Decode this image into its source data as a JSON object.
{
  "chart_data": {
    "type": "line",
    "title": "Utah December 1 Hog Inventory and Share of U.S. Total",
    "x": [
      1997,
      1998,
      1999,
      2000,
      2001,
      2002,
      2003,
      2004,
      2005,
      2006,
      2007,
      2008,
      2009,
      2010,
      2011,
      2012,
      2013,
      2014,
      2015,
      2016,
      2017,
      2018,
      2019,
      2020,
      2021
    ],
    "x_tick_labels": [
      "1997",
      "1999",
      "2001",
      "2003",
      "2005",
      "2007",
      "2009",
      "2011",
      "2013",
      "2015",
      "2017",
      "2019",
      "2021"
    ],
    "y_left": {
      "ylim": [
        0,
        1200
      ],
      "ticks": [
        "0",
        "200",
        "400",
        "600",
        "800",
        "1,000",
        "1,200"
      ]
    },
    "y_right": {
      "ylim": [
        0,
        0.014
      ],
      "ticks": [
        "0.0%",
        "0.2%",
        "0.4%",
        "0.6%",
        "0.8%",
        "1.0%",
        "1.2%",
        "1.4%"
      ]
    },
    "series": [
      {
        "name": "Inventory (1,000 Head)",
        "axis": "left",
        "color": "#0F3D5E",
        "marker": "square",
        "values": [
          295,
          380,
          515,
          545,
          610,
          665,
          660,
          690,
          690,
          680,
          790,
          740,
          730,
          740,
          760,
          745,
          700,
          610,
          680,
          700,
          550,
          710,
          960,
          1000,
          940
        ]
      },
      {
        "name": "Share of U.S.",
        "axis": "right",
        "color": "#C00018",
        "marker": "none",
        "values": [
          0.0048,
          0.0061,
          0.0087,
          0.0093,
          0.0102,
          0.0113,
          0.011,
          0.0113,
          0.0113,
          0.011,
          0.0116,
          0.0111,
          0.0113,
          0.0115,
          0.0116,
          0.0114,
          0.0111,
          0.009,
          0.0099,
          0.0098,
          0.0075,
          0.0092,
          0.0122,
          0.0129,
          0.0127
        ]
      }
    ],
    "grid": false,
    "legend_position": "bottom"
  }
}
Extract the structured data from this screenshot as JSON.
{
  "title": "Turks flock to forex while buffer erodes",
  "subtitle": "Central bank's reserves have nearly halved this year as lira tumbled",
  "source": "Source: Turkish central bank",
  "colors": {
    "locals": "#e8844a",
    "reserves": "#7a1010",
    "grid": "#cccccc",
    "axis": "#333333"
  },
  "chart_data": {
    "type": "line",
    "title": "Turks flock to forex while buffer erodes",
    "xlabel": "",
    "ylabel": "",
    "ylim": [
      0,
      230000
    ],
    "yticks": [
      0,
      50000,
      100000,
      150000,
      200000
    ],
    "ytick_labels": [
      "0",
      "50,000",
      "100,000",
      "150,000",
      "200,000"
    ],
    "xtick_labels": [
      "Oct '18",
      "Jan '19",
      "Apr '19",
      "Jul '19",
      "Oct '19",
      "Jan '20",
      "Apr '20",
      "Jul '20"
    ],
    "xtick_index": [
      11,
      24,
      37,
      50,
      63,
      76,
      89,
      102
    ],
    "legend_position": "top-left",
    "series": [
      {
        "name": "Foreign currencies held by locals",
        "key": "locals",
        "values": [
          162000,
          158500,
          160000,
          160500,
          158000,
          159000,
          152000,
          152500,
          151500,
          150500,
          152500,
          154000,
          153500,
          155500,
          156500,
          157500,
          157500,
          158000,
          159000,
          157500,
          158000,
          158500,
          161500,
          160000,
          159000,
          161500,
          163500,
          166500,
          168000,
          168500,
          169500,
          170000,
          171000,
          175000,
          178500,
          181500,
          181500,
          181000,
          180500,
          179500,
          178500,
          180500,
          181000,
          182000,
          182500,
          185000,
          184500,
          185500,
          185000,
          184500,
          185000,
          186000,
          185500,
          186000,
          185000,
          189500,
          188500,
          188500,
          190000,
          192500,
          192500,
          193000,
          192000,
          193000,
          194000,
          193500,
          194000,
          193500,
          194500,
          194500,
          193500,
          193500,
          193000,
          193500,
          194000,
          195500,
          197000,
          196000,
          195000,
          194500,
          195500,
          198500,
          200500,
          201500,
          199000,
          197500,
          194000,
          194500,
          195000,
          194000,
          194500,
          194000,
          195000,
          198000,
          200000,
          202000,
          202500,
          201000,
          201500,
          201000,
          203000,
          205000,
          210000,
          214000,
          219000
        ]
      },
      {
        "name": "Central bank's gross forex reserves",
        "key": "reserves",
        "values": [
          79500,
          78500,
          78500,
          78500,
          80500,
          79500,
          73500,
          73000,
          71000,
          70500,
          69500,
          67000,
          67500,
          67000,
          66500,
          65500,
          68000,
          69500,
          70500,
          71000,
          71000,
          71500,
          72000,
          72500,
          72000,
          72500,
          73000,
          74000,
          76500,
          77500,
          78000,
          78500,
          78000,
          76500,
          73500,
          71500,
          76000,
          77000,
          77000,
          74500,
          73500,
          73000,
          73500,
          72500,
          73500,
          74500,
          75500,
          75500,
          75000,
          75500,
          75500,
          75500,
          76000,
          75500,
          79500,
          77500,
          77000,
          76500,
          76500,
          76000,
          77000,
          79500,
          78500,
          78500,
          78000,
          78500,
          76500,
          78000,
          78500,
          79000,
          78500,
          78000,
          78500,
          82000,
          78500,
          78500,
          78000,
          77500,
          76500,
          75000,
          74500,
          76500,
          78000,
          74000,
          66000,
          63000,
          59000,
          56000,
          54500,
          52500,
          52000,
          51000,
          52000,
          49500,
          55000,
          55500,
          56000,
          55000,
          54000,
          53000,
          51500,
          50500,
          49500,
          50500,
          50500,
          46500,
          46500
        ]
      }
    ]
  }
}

__________________________________________________

▶ Your objective
Select every line of the records holding the string "buffer".

▶ Response to this exercise
  "title": "Turks flock to forex while buffer erodes",
    "title": "Turks flock to forex while buffer erodes",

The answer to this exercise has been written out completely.